### Problem to solve
Nothing in the data should change when you return it, but leave the pictures out.

[Stored items from a collection]

--- Start ---

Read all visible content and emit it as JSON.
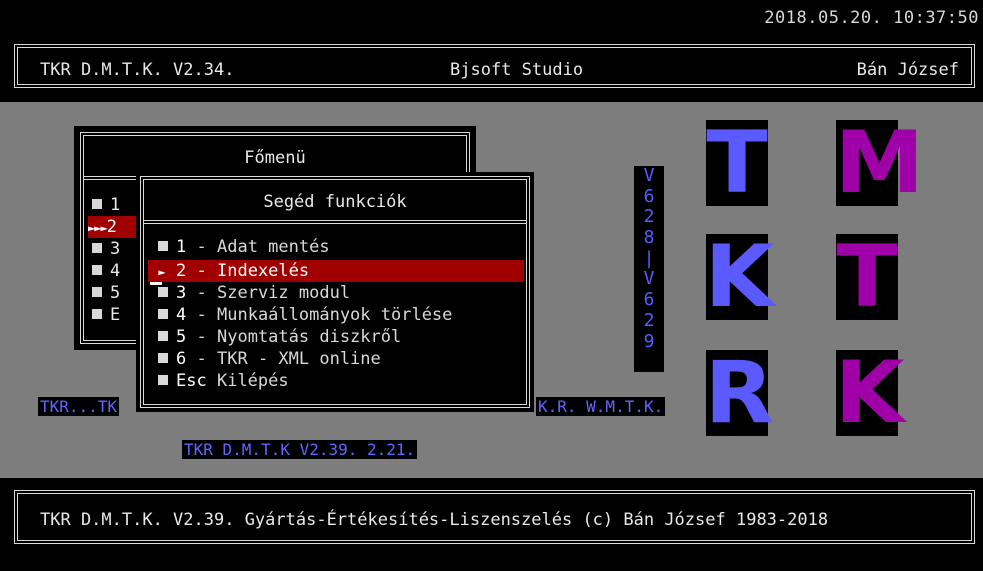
{
  "clock": "2018.05.20. 10:37:50",
  "header": {
    "left": "TKR D.M.T.K. V2.34.",
    "center": "Bjsoft Studio",
    "right": "Bán József"
  },
  "main_menu": {
    "title": "Főmenü",
    "items": [
      "1",
      "2",
      "3",
      "4",
      "5",
      "E"
    ],
    "pointer": "►►►"
  },
  "sub_menu": {
    "title": "Segéd funkciók",
    "items": [
      {
        "key": "1",
        "label": "Adat mentés"
      },
      {
        "key": "2",
        "label": "Indexelés",
        "selected": true
      },
      {
        "key": "3",
        "label": "Szerviz modul"
      },
      {
        "key": "4",
        "label": "Munkaállományok törlése"
      },
      {
        "key": "5",
        "label": "Nyomtatás diszkről"
      },
      {
        "key": "6",
        "label": "TKR - XML online"
      },
      {
        "key": "Esc",
        "label": "Kilépés"
      }
    ],
    "dash": "-",
    "selected_pointer": "►"
  },
  "vertical_text": [
    "V",
    "6",
    "2",
    "8",
    "|",
    "V",
    "6",
    "2",
    "9"
  ],
  "labels": {
    "left": "TKR...TK",
    "right": "K.R. W.M.T.K.",
    "center": "TKR D.M.T.K V2.39. 2.21."
  },
  "tiles": {
    "col1": [
      "T",
      "K",
      "R"
    ],
    "col2": [
      "M",
      "T",
      "K"
    ]
  },
  "colors": {
    "blue": "#5a5aff",
    "purple": "#a000a8",
    "selected": "#a00000",
    "desktop": "#7d7d7d"
  },
  "footer": "TKR D.M.T.K. V2.39. Gyártás-Értékesítés-Liszenszelés (c) Bán József 1983-2018"
}
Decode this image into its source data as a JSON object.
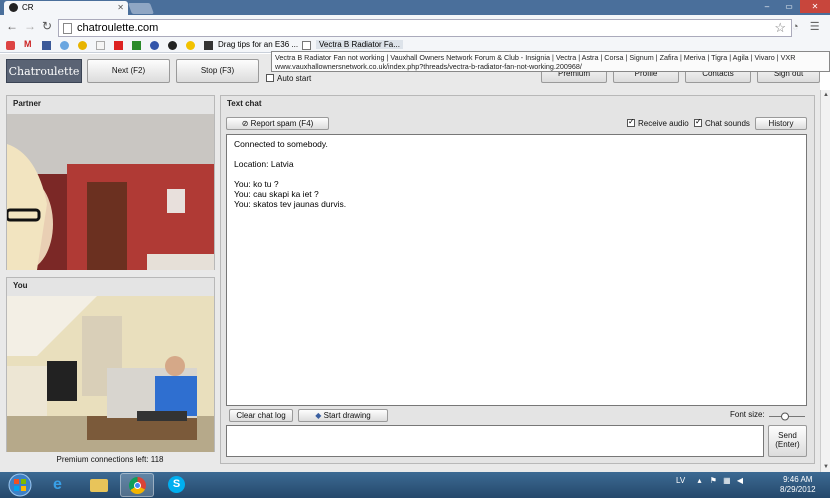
{
  "browser": {
    "tab_title": "CR",
    "address": "chatroulette.com",
    "bookmarks": [
      "Drag tips for an E36 ...",
      "Vectra B Radiator Fa..."
    ],
    "tooltip_line1": "Vectra B Radiator Fan not working | Vauxhall Owners Network Forum & Club - Insignia | Vectra | Astra | Corsa | Signum | Zafira | Meriva | Tigra | Agila | Vivaro | VXR",
    "tooltip_line2": "www.vauxhallownersnetwork.co.uk/index.php?threads/vectra-b-radiator-fan-not-working.200968/"
  },
  "app": {
    "logo": "Chatroulette",
    "next_button": "Next (F2)",
    "stop_button": "Stop (F3)",
    "autostart_label": "Auto start",
    "top_menu": [
      "Premium",
      "Profile",
      "Contacts",
      "Sign out"
    ]
  },
  "partner": {
    "title": "Partner"
  },
  "you": {
    "title": "You"
  },
  "premium_text": "Premium connections left: 118",
  "chat": {
    "title": "Text chat",
    "report_spam": "Report spam (F4)",
    "receive_audio": "Receive audio",
    "chat_sounds": "Chat sounds",
    "history": "History",
    "messages": [
      "Connected to somebody.",
      "",
      "Location: Latvia",
      "",
      "You: ko tu ?",
      "You: cau skapi ka iet ?",
      "You: skatos tev jaunas durvis."
    ],
    "clear_log": "Clear chat log",
    "start_drawing": "Start drawing",
    "font_size_label": "Font size:",
    "send_line1": "Send",
    "send_line2": "(Enter)"
  },
  "taskbar": {
    "language": "LV",
    "time": "9:46 AM",
    "date": "8/29/2012"
  },
  "colors": {
    "titlebar": "#4a6f9b",
    "logo_bg": "#5a6374",
    "taskbar": "#2f5880"
  }
}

--- End ---

### Exercise response
Read all visible content and emit it as JSON.
{
  "clock": "2018.05.20. 10:37:50",
  "header": {
    "left": "TKR D.M.T.K. V2.34.",
    "center": "Bjsoft Studio",
    "right": "Bán József"
  },
  "main_menu": {
    "title": "Főmenü",
    "items": [
      "1",
      "2",
      "3",
      "4",
      "5",
      "E"
    ],
    "pointer": "►►►"
  },
  "sub_menu": {
    "title": "Segéd funkciók",
    "items": [
      {
        "key": "1",
        "label": "Adat mentés"
      },
      {
        "key": "2",
        "label": "Indexelés",
        "selected": true
      },
      {
        "key": "3",
        "label": "Szerviz modul"
      },
      {
        "key": "4",
        "label": "Munkaállományok törlése"
      },
      {
        "key": "5",
        "label": "Nyomtatás diszkről"
      },
      {
        "key": "6",
        "label": "TKR - XML online"
      },
      {
        "key": "Esc",
        "label": "Kilépés"
      }
    ],
    "dash": "-",
    "selected_pointer": "►"
  },
  "vertical_text": [
    "V",
    "6",
    "2",
    "8",
    "|",
    "V",
    "6",
    "2",
    "9"
  ],
  "labels": {
    "left": "TKR...TK",
    "right": "K.R. W.M.T.K.",
    "center": "TKR D.M.T.K V2.39. 2.21."
  },
  "tiles": {
    "col1": [
      "T",
      "K",
      "R"
    ],
    "col2": [
      "M",
      "T",
      "K"
    ]
  },
  "colors": {
    "blue": "#5a5aff",
    "purple": "#a000a8",
    "selected": "#a00000",
    "desktop": "#7d7d7d"
  },
  "footer": "TKR D.M.T.K. V2.39. Gyártás-Értékesítés-Liszenszelés (c) Bán József 1983-2018"
}
Decode this image into its source data as a JSON object.
{
  "browser": {
    "tab_title": "CR",
    "address": "chatroulette.com",
    "bookmarks": [
      "Drag tips for an E36 ...",
      "Vectra B Radiator Fa..."
    ],
    "tooltip_line1": "Vectra B Radiator Fan not working | Vauxhall Owners Network Forum & Club - Insignia | Vectra | Astra | Corsa | Signum | Zafira | Meriva | Tigra | Agila | Vivaro | VXR",
    "tooltip_line2": "www.vauxhallownersnetwork.co.uk/index.php?threads/vectra-b-radiator-fan-not-working.200968/"
  },
  "app": {
    "logo": "Chatroulette",
    "next_button": "Next (F2)",
    "stop_button": "Stop (F3)",
    "autostart_label": "Auto start",
    "top_menu": [
      "Premium",
      "Profile",
      "Contacts",
      "Sign out"
    ]
  },
  "partner": {
    "title": "Partner"
  },
  "you": {
    "title": "You"
  },
  "premium_text": "Premium connections left: 118",
  "chat": {
    "title": "Text chat",
    "report_spam": "Report spam (F4)",
    "receive_audio": "Receive audio",
    "chat_sounds": "Chat sounds",
    "history": "History",
    "messages": [
      "Connected to somebody.",
      "",
      "Location: Latvia",
      "",
      "You: ko tu ?",
      "You: cau skapi ka iet ?",
      "You: skatos tev jaunas durvis."
    ],
    "clear_log": "Clear chat log",
    "start_drawing": "Start drawing",
    "font_size_label": "Font size:",
    "send_line1": "Send",
    "send_line2": "(Enter)"
  },
  "taskbar": {
    "language": "LV",
    "time": "9:46 AM",
    "date": "8/29/2012"
  },
  "colors": {
    "titlebar": "#4a6f9b",
    "logo_bg": "#5a6374",
    "taskbar": "#2f5880"
  }
}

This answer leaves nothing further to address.